Extract every line below that contains the word "this".

__________________________________________________

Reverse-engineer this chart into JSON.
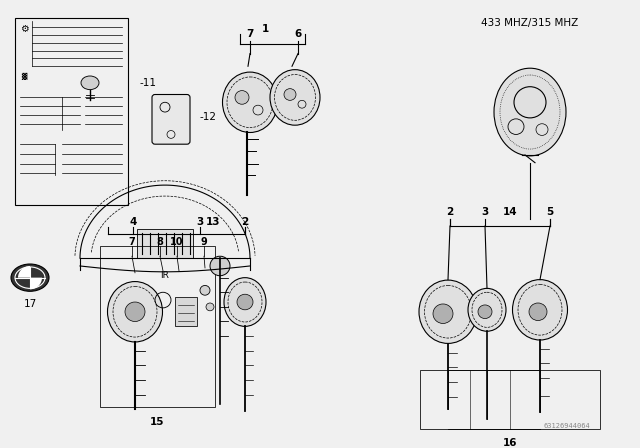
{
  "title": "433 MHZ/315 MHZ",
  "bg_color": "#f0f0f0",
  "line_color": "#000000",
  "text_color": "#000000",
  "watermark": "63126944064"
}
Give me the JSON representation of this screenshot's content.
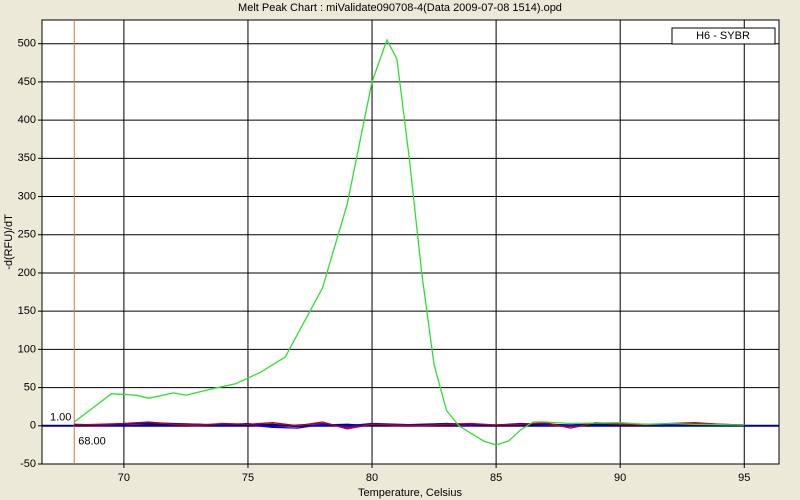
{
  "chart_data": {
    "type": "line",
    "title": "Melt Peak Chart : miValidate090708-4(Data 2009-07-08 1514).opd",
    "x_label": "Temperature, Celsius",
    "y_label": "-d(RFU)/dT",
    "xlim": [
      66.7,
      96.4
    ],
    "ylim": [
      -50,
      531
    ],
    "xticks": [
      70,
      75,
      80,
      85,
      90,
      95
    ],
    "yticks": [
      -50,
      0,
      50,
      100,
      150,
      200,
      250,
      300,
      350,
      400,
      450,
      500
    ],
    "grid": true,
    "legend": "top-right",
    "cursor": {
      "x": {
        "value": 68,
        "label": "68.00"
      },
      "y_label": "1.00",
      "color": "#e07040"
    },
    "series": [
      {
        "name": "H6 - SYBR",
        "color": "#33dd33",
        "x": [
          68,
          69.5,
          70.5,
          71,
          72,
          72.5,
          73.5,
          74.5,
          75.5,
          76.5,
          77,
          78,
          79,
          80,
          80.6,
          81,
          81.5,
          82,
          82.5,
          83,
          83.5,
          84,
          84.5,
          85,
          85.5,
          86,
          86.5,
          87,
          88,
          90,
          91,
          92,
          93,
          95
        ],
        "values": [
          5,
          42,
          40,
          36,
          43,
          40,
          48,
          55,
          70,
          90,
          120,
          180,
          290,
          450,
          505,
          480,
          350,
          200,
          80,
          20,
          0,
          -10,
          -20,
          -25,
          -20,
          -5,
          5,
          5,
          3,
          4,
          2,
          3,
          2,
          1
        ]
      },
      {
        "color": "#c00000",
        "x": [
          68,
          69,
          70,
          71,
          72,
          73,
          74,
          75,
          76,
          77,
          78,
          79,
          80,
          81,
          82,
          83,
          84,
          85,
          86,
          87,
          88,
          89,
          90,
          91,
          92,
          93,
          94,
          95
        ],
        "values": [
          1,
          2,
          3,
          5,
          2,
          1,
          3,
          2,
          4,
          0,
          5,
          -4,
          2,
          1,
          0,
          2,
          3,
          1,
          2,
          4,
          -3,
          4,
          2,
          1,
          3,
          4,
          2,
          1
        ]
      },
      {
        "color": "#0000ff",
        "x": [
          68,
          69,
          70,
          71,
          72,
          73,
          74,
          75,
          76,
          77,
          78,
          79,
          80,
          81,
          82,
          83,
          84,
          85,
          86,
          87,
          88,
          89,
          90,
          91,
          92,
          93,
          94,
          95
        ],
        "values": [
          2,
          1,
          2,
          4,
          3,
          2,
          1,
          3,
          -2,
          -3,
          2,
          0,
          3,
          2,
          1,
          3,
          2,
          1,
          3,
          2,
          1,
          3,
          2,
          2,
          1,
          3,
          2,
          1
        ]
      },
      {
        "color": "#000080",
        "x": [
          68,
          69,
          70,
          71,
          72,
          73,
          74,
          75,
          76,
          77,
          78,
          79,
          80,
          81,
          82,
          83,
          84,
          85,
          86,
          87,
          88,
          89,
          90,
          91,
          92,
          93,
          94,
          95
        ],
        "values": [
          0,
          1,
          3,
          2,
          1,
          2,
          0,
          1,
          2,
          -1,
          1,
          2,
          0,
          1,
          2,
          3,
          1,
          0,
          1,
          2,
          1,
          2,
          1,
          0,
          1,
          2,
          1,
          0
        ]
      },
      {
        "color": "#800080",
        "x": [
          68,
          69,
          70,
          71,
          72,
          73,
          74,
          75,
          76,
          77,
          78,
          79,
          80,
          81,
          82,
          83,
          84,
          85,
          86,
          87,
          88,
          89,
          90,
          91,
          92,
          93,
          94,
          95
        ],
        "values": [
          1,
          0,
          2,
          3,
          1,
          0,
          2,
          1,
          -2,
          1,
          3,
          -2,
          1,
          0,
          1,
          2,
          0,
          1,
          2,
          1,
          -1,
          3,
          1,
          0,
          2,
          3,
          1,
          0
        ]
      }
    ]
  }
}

__________________________________________________

▶ **RESPONSE TO THE EXERCISE**:
Reverse-engineer this chart into JSON.
Give me the JSON representation of this screenshot's content.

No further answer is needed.